◆ **Exercise prompt**: Transcribe all records exactly.

☆ ☆ ☆ ☆ ☆ ☆ ☆

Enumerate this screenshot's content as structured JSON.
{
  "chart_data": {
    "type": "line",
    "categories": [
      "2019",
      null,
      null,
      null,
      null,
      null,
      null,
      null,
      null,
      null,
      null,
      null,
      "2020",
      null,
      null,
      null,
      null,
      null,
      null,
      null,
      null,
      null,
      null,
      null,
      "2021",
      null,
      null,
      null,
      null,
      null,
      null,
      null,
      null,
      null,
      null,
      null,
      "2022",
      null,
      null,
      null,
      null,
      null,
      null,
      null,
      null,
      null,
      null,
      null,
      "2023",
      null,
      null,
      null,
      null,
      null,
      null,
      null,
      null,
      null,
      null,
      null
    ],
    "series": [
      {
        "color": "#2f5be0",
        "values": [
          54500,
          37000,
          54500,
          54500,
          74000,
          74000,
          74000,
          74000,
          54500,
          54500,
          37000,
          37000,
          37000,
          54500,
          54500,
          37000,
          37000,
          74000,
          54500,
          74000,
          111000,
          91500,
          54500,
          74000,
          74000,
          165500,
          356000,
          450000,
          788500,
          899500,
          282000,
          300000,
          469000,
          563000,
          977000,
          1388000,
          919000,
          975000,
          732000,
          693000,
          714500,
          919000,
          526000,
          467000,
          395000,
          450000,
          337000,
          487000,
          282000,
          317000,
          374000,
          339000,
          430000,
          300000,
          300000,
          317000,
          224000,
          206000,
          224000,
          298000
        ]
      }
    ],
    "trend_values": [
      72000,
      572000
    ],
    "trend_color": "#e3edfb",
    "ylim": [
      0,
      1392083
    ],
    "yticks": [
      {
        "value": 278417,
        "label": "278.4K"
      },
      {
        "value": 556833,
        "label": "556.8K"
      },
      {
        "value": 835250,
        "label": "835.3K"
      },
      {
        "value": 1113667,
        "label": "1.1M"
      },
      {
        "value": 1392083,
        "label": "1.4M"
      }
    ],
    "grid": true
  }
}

☆ ☆ ☆ ☆ ☆ ☆ ☆

◆ **Written solution**:
Enumerate this screenshot's content as structured JSON.
{
  "chart_data": {
    "type": "line",
    "categories": [
      "2019",
      null,
      null,
      null,
      null,
      null,
      null,
      null,
      null,
      null,
      null,
      null,
      "2020",
      null,
      null,
      null,
      null,
      null,
      null,
      null,
      null,
      null,
      null,
      null,
      "2021",
      null,
      null,
      null,
      null,
      null,
      null,
      null,
      null,
      null,
      null,
      null,
      "2022",
      null,
      null,
      null,
      null,
      null,
      null,
      null,
      null,
      null,
      null,
      null,
      "2023",
      null,
      null,
      null,
      null,
      null,
      null,
      null,
      null,
      null,
      null,
      null
    ],
    "series": [
      {
        "color": "#2f5be0",
        "values": [
          54500,
          37000,
          54500,
          54500,
          74000,
          74000,
          74000,
          74000,
          54500,
          54500,
          37000,
          37000,
          37000,
          54500,
          54500,
          37000,
          37000,
          74000,
          54500,
          74000,
          111000,
          91500,
          54500,
          74000,
          74000,
          165500,
          356000,
          450000,
          788500,
          899500,
          282000,
          300000,
          469000,
          563000,
          977000,
          1388000,
          919000,
          975000,
          732000,
          693000,
          714500,
          919000,
          526000,
          467000,
          395000,
          450000,
          337000,
          487000,
          282000,
          317000,
          374000,
          339000,
          430000,
          300000,
          300000,
          317000,
          224000,
          206000,
          224000,
          298000
        ]
      }
    ],
    "trend_values": [
      72000,
      572000
    ],
    "trend_color": "#e3edfb",
    "ylim": [
      0,
      1392083
    ],
    "yticks": [
      {
        "value": 278417,
        "label": "278.4K"
      },
      {
        "value": 556833,
        "label": "556.8K"
      },
      {
        "value": 835250,
        "label": "835.3K"
      },
      {
        "value": 1113667,
        "label": "1.1M"
      },
      {
        "value": 1392083,
        "label": "1.4M"
      }
    ],
    "grid": true
  }
}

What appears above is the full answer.